> _Work required_: Would you transcribe all of the data exactly, down to the last character?

- - - - - - -

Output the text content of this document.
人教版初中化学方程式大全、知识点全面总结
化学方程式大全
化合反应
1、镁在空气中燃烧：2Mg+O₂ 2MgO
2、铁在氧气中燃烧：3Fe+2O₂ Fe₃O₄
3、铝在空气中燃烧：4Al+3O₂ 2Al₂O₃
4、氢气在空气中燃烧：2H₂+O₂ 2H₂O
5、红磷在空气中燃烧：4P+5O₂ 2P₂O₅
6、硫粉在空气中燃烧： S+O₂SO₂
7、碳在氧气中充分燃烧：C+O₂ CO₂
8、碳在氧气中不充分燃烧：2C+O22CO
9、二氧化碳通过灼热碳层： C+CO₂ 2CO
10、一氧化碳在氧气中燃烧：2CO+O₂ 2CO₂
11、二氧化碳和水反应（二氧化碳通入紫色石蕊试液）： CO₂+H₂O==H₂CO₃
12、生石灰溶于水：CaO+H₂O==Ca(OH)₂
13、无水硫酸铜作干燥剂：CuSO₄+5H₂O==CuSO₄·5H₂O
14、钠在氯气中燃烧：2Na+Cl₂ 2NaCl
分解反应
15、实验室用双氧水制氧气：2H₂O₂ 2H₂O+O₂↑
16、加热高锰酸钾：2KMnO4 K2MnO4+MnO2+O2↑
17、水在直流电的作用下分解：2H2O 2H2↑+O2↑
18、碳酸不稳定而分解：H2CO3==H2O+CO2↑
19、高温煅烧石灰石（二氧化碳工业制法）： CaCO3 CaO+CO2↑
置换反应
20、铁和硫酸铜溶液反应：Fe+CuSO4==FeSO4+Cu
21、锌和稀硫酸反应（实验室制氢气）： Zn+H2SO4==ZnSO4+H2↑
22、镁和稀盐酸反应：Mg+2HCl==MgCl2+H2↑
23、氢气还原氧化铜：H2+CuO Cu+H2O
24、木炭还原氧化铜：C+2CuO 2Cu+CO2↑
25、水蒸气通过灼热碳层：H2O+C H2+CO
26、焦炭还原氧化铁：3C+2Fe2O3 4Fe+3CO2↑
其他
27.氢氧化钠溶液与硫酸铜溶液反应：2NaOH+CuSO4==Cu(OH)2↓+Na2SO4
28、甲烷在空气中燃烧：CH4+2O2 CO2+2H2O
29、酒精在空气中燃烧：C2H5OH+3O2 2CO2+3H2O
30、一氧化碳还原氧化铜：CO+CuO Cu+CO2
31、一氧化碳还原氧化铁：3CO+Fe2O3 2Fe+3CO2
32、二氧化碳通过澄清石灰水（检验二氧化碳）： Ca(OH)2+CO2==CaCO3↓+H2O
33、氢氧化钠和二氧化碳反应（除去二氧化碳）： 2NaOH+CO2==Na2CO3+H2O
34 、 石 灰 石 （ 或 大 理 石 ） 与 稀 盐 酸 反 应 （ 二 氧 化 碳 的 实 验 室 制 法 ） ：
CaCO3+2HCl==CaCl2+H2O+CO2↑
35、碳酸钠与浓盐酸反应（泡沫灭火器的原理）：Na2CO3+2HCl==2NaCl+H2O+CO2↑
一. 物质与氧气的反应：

- - - - - - -

> _Exercise response_:
Output the text content of this document.
人教版初中化学方程式大全、知识点全面总结
化学方程式大全
化合反应
1、镁在空气中燃烧：2Mg+O₂ 2MgO
2、铁在氧气中燃烧：3Fe+2O₂ Fe₃O₄
3、铝在空气中燃烧：4Al+3O₂ 2Al₂O₃
4、氢气在空气中燃烧：2H₂+O₂ 2H₂O
5、红磷在空气中燃烧：4P+5O₂ 2P₂O₅
6、硫粉在空气中燃烧： S+O₂SO₂
7、碳在氧气中充分燃烧：C+O₂ CO₂
8、碳在氧气中不充分燃烧：2C+O22CO
9、二氧化碳通过灼热碳层： C+CO₂ 2CO
10、一氧化碳在氧气中燃烧：2CO+O₂ 2CO₂
11、二氧化碳和水反应（二氧化碳通入紫色石蕊试液）： CO₂+H₂O==H₂CO₃
12、生石灰溶于水：CaO+H₂O==Ca(OH)₂
13、无水硫酸铜作干燥剂：CuSO₄+5H₂O==CuSO₄·5H₂O
14、钠在氯气中燃烧：2Na+Cl₂ 2NaCl
分解反应
15、实验室用双氧水制氧气：2H₂O₂ 2H₂O+O₂↑
16、加热高锰酸钾：2KMnO4 K2MnO4+MnO2+O2↑
17、水在直流电的作用下分解：2H2O 2H2↑+O2↑
18、碳酸不稳定而分解：H2CO3==H2O+CO2↑
19、高温煅烧石灰石（二氧化碳工业制法）： CaCO3 CaO+CO2↑
置换反应
20、铁和硫酸铜溶液反应：Fe+CuSO4==FeSO4+Cu
21、锌和稀硫酸反应（实验室制氢气）： Zn+H2SO4==ZnSO4+H2↑
22、镁和稀盐酸反应：Mg+2HCl==MgCl2+H2↑
23、氢气还原氧化铜：H2+CuO Cu+H2O
24、木炭还原氧化铜：C+2CuO 2Cu+CO2↑
25、水蒸气通过灼热碳层：H2O+C H2+CO
26、焦炭还原氧化铁：3C+2Fe2O3 4Fe+3CO2↑
其他
27.氢氧化钠溶液与硫酸铜溶液反应：2NaOH+CuSO4==Cu(OH)2↓+Na2SO4
28、甲烷在空气中燃烧：CH4+2O2 CO2+2H2O
29、酒精在空气中燃烧：C2H5OH+3O2 2CO2+3H2O
30、一氧化碳还原氧化铜：CO+CuO Cu+CO2
31、一氧化碳还原氧化铁：3CO+Fe2O3 2Fe+3CO2
32、二氧化碳通过澄清石灰水（检验二氧化碳）： Ca(OH)2+CO2==CaCO3↓+H2O
33、氢氧化钠和二氧化碳反应（除去二氧化碳）： 2NaOH+CO2==Na2CO3+H2O
34 、 石 灰 石 （ 或 大 理 石 ） 与 稀 盐 酸 反 应 （ 二 氧 化 碳 的 实 验 室 制 法 ） ：
CaCO3+2HCl==CaCl2+H2O+CO2↑
35、碳酸钠与浓盐酸反应（泡沫灭火器的原理）：Na2CO3+2HCl==2NaCl+H2O+CO2↑
一. 物质与氧气的反应：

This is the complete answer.